Copy out all of the data exactly as it appears.
┏━━
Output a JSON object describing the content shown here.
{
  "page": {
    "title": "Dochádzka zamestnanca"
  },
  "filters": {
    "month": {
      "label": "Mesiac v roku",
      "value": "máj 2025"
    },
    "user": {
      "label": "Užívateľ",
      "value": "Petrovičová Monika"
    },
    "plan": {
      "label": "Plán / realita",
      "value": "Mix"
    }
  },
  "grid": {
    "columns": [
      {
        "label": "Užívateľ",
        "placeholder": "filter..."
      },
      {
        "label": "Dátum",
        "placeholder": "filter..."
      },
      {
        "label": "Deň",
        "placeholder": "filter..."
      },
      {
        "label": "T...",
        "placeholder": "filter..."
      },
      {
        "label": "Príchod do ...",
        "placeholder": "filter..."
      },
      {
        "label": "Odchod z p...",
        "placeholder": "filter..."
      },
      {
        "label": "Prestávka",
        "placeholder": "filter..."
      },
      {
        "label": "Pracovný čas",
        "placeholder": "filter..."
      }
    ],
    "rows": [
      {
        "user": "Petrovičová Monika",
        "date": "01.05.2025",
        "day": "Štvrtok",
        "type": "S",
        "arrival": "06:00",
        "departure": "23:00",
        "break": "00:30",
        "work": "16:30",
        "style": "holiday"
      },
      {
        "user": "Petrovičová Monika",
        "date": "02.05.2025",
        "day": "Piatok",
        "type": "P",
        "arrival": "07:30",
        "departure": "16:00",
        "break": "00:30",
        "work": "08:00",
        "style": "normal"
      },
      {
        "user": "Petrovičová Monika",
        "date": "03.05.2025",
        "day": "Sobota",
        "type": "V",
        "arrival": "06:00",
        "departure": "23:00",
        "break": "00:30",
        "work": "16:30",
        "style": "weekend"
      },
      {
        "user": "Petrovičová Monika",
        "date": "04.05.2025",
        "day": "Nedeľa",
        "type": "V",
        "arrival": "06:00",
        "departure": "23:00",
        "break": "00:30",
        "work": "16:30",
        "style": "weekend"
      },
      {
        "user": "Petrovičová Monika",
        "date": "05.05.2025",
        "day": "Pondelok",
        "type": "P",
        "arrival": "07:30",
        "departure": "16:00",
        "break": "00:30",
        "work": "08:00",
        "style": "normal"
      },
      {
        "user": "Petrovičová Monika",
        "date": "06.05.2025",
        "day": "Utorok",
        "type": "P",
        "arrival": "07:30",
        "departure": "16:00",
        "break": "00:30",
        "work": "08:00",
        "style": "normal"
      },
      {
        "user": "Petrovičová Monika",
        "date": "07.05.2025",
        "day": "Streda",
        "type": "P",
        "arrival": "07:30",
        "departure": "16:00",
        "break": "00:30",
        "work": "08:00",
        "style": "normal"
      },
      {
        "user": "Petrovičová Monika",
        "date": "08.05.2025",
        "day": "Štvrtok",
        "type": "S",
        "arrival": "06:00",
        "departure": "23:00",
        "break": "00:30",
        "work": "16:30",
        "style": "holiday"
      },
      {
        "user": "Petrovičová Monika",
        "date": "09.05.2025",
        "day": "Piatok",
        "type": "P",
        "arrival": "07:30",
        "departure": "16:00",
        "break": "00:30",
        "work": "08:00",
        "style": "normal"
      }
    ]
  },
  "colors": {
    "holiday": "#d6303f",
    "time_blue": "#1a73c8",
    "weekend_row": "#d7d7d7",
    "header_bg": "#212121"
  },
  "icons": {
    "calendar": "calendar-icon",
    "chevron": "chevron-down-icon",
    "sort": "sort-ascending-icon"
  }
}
┗━━
> _REPLY TO THE EXERCISE_
Output a JSON object describing the content shown here.
{
  "page": {
    "title": "Dochádzka zamestnanca"
  },
  "filters": {
    "month": {
      "label": "Mesiac v roku",
      "value": "máj 2025"
    },
    "user": {
      "label": "Užívateľ",
      "value": "Petrovičová Monika"
    },
    "plan": {
      "label": "Plán / realita",
      "value": "Mix"
    }
  },
  "grid": {
    "columns": [
      {
        "label": "Užívateľ",
        "placeholder": "filter..."
      },
      {
        "label": "Dátum",
        "placeholder": "filter..."
      },
      {
        "label": "Deň",
        "placeholder": "filter..."
      },
      {
        "label": "T...",
        "placeholder": "filter..."
      },
      {
        "label": "Príchod do ...",
        "placeholder": "filter..."
      },
      {
        "label": "Odchod z p...",
        "placeholder": "filter..."
      },
      {
        "label": "Prestávka",
        "placeholder": "filter..."
      },
      {
        "label": "Pracovný čas",
        "placeholder": "filter..."
      }
    ],
    "rows": [
      {
        "user": "Petrovičová Monika",
        "date": "01.05.2025",
        "day": "Štvrtok",
        "type": "S",
        "arrival": "06:00",
        "departure": "23:00",
        "break": "00:30",
        "work": "16:30",
        "style": "holiday"
      },
      {
        "user": "Petrovičová Monika",
        "date": "02.05.2025",
        "day": "Piatok",
        "type": "P",
        "arrival": "07:30",
        "departure": "16:00",
        "break": "00:30",
        "work": "08:00",
        "style": "normal"
      },
      {
        "user": "Petrovičová Monika",
        "date": "03.05.2025",
        "day": "Sobota",
        "type": "V",
        "arrival": "06:00",
        "departure": "23:00",
        "break": "00:30",
        "work": "16:30",
        "style": "weekend"
      },
      {
        "user": "Petrovičová Monika",
        "date": "04.05.2025",
        "day": "Nedeľa",
        "type": "V",
        "arrival": "06:00",
        "departure": "23:00",
        "break": "00:30",
        "work": "16:30",
        "style": "weekend"
      },
      {
        "user": "Petrovičová Monika",
        "date": "05.05.2025",
        "day": "Pondelok",
        "type": "P",
        "arrival": "07:30",
        "departure": "16:00",
        "break": "00:30",
        "work": "08:00",
        "style": "normal"
      },
      {
        "user": "Petrovičová Monika",
        "date": "06.05.2025",
        "day": "Utorok",
        "type": "P",
        "arrival": "07:30",
        "departure": "16:00",
        "break": "00:30",
        "work": "08:00",
        "style": "normal"
      },
      {
        "user": "Petrovičová Monika",
        "date": "07.05.2025",
        "day": "Streda",
        "type": "P",
        "arrival": "07:30",
        "departure": "16:00",
        "break": "00:30",
        "work": "08:00",
        "style": "normal"
      },
      {
        "user": "Petrovičová Monika",
        "date": "08.05.2025",
        "day": "Štvrtok",
        "type": "S",
        "arrival": "06:00",
        "departure": "23:00",
        "break": "00:30",
        "work": "16:30",
        "style": "holiday"
      },
      {
        "user": "Petrovičová Monika",
        "date": "09.05.2025",
        "day": "Piatok",
        "type": "P",
        "arrival": "07:30",
        "departure": "16:00",
        "break": "00:30",
        "work": "08:00",
        "style": "normal"
      }
    ]
  },
  "colors": {
    "holiday": "#d6303f",
    "time_blue": "#1a73c8",
    "weekend_row": "#d7d7d7",
    "header_bg": "#212121"
  },
  "icons": {
    "calendar": "calendar-icon",
    "chevron": "chevron-down-icon",
    "sort": "sort-ascending-icon"
  }
}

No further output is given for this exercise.